------ SOURCE PASSAGE ------
Managing Beqaá is Australian-Lebanese Mark Salem, who moved to Cebu six months ago to run the day-to-day operations of the chic 75-seater resto and teach diners the proper way to enjoy the dishes offered, to better understand what Lebanese cuisine is about.
No stranger to the restaurant industry, he comes from a family of restaurants and nightclub owners in Australia. “My family has been in this industry for more than 40 years. I basically grew up in it, from sitting on my dad’s knees and watching him push some numbers to sitting behind the bar on a stack of beer cartons watching people have a great time as the night progressed,” Mark recalls.
“My father officially brought me into the business at age 21, and after a lot of on-the-job training, I became the nervous but proud manager and partner of my first restaurant, a 120-seater space called Lotus Palace. That meant 15-hour days from 9 a.m. to, more often than not, 4 a.m., seven days a week. That was back in 1989, and I have been either directly or indirectly associated with the hospitality industry since.”
The affable Gold Coast native has also had a wide assortment of jobs, ranging from private investigating to aircraft maintenance, and even worked as a stock hand on a cattle farm, mustering, branding and dehorning cattle.
Adventures
“I first met Jason through Wade (Watson, executive chef of The Abacá Group) about five years ago,” says Mark. “Wade has been my best friend for more than 20 years; in fact we worked together in my first restaurant, Lotus Palace. We’ve always stayed in touch throughout his work adventures overseas, and he asked me to visit him when he first moved to Cebu to work for Jason.”
------ SOURCE DATA ------
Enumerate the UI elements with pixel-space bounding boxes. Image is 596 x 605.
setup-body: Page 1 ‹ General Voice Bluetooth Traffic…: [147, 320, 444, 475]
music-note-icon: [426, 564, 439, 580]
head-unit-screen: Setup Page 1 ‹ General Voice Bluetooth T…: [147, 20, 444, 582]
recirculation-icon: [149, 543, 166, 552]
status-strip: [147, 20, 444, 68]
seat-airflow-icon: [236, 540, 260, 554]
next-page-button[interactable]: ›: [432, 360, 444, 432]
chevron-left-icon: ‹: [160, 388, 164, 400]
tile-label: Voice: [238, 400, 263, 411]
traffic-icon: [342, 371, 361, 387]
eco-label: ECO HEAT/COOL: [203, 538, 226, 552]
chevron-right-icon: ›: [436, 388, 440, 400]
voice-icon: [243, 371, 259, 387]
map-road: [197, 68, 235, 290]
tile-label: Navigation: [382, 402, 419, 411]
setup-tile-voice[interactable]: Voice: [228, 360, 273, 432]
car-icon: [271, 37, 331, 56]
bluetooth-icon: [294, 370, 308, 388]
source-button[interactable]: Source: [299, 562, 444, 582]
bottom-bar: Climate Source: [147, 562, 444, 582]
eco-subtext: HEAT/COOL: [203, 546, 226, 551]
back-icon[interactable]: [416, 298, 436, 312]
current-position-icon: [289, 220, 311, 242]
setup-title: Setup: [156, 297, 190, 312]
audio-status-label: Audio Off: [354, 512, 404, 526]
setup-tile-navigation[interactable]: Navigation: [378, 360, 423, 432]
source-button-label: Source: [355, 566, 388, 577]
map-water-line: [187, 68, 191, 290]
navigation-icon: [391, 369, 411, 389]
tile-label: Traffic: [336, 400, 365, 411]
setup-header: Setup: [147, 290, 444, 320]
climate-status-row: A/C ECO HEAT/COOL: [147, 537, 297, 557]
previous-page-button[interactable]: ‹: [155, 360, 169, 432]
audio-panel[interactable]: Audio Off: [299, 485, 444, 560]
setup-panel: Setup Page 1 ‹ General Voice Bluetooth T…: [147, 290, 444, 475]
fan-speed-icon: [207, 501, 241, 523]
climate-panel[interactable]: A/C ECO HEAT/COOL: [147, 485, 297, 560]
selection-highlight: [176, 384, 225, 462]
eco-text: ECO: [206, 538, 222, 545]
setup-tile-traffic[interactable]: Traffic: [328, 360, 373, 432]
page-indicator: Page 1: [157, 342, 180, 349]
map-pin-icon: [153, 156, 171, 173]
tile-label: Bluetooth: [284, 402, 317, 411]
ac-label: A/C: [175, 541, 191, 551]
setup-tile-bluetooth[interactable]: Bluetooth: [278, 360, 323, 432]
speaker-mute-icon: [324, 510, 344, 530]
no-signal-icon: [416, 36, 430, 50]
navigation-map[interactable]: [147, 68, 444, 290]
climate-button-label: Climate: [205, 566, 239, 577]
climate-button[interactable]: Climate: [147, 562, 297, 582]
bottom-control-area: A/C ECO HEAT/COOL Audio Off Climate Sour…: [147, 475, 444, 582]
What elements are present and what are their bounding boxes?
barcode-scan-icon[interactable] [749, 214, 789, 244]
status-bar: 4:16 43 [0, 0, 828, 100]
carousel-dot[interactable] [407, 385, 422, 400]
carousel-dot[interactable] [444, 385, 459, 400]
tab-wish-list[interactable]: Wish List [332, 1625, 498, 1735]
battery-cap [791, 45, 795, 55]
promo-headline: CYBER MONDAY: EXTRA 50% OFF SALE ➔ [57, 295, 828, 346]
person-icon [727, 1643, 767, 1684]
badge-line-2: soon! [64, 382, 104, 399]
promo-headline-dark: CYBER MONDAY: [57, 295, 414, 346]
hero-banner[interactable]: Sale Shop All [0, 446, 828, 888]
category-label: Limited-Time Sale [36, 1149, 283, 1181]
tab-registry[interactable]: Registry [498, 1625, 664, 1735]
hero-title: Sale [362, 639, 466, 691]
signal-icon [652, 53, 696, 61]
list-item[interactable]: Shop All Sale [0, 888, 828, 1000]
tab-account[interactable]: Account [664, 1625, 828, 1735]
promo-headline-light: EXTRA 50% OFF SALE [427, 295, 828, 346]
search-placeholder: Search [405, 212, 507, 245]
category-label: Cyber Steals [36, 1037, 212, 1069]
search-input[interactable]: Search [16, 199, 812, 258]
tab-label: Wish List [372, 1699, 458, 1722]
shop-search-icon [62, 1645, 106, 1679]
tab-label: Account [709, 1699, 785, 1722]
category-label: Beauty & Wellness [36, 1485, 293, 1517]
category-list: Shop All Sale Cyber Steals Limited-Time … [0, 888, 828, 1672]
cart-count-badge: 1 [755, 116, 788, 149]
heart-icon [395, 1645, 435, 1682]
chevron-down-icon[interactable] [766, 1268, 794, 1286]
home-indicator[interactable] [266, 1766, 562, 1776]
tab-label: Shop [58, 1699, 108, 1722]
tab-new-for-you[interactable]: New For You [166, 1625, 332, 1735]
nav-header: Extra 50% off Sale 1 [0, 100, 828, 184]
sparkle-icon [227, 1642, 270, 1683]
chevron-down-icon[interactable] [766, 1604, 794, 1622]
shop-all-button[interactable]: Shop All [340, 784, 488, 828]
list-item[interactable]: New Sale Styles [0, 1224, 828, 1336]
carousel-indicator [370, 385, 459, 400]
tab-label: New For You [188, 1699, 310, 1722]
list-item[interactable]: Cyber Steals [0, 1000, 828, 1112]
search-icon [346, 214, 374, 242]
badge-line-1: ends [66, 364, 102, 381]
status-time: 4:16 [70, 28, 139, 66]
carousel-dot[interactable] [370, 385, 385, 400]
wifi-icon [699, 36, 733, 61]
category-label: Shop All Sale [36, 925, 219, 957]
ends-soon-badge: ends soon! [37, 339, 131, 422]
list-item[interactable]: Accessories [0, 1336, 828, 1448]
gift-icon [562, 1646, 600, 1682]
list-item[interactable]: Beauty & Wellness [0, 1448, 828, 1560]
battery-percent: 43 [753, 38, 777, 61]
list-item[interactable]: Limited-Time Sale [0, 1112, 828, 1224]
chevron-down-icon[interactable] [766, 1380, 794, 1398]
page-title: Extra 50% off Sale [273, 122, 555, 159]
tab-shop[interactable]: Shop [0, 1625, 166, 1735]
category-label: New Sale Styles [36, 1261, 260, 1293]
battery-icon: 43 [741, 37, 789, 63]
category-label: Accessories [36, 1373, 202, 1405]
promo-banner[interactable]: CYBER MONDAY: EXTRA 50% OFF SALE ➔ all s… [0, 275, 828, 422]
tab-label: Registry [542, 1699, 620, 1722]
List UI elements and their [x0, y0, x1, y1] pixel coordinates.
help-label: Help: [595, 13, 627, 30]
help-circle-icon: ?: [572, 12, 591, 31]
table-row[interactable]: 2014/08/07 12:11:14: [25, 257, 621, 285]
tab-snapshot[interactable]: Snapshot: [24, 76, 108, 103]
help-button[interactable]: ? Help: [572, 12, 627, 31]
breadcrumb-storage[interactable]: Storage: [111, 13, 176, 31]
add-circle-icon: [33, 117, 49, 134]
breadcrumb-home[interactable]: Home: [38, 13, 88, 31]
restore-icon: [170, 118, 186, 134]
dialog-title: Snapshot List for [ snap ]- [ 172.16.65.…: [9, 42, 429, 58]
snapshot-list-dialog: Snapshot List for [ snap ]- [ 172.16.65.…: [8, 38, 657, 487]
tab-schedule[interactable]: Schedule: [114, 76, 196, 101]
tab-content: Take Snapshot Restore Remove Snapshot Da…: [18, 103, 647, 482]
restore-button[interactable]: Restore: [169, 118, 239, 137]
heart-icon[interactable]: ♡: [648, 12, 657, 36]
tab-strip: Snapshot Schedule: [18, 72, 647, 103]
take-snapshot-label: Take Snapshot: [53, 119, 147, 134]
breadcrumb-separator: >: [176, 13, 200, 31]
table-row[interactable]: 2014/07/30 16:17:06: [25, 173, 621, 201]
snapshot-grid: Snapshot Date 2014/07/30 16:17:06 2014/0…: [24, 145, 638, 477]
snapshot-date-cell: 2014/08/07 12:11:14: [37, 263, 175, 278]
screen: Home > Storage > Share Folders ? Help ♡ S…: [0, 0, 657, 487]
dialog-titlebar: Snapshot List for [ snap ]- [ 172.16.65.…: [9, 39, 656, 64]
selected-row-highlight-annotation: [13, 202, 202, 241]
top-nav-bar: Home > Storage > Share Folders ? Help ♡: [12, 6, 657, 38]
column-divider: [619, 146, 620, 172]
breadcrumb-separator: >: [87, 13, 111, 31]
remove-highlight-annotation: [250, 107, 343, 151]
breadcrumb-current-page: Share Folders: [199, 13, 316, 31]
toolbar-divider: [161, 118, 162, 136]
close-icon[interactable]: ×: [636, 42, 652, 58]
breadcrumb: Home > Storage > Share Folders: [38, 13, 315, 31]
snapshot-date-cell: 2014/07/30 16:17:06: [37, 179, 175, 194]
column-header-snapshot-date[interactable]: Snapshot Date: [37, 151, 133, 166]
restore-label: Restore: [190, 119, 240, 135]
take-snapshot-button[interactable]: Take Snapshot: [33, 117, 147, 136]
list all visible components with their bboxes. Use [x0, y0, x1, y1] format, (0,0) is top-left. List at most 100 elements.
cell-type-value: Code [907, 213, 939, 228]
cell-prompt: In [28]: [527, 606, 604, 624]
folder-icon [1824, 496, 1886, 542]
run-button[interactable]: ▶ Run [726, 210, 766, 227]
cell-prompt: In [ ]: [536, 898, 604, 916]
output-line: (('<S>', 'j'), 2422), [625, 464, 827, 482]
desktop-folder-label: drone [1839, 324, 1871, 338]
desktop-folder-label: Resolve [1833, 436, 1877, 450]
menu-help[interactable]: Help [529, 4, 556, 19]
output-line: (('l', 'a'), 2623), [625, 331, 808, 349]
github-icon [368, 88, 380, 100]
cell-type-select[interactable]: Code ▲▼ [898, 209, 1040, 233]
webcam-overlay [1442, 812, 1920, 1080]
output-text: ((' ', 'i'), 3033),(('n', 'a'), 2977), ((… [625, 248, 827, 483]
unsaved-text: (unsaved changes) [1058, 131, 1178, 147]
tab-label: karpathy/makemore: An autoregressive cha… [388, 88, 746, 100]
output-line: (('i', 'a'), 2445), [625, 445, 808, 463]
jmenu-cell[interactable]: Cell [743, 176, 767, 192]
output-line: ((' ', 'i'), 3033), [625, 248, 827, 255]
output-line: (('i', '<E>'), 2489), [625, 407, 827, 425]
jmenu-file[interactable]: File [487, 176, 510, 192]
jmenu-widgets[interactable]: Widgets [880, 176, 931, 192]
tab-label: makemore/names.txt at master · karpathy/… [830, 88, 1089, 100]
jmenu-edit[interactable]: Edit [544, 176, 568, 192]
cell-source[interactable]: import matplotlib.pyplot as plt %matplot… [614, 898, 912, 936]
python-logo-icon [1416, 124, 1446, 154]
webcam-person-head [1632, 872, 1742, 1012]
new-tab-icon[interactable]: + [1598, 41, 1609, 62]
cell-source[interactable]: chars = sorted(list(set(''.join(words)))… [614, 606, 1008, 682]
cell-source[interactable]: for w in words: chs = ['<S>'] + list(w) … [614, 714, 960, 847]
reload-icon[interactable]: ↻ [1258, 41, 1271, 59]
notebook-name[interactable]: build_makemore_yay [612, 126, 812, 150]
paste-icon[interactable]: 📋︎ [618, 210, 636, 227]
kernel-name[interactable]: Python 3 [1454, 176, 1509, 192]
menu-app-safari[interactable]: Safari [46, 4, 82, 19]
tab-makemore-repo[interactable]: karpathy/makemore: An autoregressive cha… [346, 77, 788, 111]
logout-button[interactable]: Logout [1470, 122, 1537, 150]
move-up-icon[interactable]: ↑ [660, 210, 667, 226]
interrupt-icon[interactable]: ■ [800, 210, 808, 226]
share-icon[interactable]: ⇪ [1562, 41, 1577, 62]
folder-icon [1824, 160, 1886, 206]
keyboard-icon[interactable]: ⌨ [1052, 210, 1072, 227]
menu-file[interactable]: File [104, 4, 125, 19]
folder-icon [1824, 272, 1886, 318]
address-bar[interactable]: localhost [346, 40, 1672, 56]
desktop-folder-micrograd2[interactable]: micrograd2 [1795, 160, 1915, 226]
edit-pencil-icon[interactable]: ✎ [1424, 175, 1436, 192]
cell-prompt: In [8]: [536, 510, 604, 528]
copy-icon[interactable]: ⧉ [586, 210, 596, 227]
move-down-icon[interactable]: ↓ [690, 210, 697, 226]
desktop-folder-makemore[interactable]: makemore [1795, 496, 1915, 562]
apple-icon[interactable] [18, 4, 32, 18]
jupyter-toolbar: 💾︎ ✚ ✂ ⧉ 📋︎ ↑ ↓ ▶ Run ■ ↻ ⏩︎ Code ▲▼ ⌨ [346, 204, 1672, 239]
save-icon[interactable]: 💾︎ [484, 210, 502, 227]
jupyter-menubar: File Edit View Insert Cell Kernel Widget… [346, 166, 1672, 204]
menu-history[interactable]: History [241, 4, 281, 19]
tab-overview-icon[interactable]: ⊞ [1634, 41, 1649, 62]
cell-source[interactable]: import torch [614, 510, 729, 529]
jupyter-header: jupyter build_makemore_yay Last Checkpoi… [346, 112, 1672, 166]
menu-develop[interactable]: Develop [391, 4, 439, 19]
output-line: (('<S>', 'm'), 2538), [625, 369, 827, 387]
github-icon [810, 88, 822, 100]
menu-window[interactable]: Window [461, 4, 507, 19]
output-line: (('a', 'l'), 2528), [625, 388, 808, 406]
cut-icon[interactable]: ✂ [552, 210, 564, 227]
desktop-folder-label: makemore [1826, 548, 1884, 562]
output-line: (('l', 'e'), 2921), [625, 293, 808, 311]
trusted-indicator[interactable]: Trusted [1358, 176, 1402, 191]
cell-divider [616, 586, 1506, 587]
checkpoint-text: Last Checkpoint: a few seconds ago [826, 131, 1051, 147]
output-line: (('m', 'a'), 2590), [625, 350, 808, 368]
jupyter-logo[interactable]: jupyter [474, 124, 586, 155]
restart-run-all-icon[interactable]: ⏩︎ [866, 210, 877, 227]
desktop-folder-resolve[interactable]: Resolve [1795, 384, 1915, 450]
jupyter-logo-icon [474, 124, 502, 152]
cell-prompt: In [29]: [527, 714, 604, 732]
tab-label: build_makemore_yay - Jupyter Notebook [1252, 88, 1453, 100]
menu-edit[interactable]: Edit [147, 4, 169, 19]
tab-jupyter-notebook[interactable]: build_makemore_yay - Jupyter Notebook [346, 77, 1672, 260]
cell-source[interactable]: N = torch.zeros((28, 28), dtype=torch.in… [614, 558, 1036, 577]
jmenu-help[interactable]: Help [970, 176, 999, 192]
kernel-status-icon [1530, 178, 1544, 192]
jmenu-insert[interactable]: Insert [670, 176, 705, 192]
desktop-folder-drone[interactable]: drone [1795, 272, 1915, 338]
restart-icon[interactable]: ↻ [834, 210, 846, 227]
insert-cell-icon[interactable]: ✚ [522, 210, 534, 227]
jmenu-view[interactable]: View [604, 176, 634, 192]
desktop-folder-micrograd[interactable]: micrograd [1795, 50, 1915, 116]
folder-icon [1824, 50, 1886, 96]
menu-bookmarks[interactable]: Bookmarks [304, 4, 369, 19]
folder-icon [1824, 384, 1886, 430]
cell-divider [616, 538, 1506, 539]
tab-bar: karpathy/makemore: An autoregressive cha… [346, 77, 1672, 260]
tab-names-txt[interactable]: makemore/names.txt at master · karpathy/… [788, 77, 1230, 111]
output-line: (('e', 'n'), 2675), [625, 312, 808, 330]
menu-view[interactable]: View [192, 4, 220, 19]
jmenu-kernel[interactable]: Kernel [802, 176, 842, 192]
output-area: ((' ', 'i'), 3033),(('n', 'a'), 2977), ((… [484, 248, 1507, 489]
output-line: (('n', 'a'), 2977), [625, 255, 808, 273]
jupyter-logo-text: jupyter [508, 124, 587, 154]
------
> PROBLEM TO WORK ON: Continue the Mark Salem profile, starting right after its last sentence.

> OUTPUT OF THE TASK:
While visiting Cebu, Mark says he couldn’t get enough of its beautiful beaches. “So when Jason told me he was opening a Lebanese restaurant and asked me if I would be interested in helping out, I thought it was a complete no-brainer. I love Cebu, I know Lebanese food, and I think Jason is brilliant at what he does, so here I am!
Mark says he wanted to create “a genuine Lebanese restaurant with food that would be eaten on the tables of Lebanese families wherever they may be in the world. And no one knows Lebanese home-style cooking more than a Lebanese mom.” So he got his mother, Hana, a chef in Australia, to show The Abacá Group chefs the secrets of home-style Lebanese cooking.
“Let me make it clear, though, that authentic Lebanese cooking can be found only in Lebanon, just like authentic Filipino food can be found only in the Philippines. But we have managed to put together a wonderful menu of Lebanese delights that I happily eat everyday. And surprisingly, I have had quite a few Lebanese customers in Beqaá tell me that the food is just like what their own mothers make,” he says.
“This makes me exceptionally proud of the quality of chefs we have here and their ability to adopt new concepts and make them work. I’d even go so far as to say that Beqaá is the restaurant my father always wishes he had,” he adds.
Lebanese food is meant to be shared, and although Mark says that there are just too many wonderful dishes in the menu to have all in one sitting, he recommends having a range of mezzes, including hoummos, baba ghanoush and labneh, strained yogurt, garlic, extra-virgin olive oil and za’atar (a blend of Middle Eastern spices) and the fattoush salad with toasted bread and sumac vinaigrette.
The Beqaá mixed grill, which is a combination platter of grilled meats including beef kebabs, kafta (meatballs), lamb chops, spicy lamb sausage and shish taouk (chicken kebabs), is a bestseller, as is the hearty Lebanese lamb stew with potatoes, onions and pistachio, and the vegetarian dal, lentils stewed with coriander and onion. To wash it all down, Beqaá offers an extensive list of both old and new world wines.
So, what’s next for The Abacá Group? Jason and Mark are mum about it, but the glint in their eyes tells us that they have something new up their culinary sleeves again. All we can say is, keep them coming!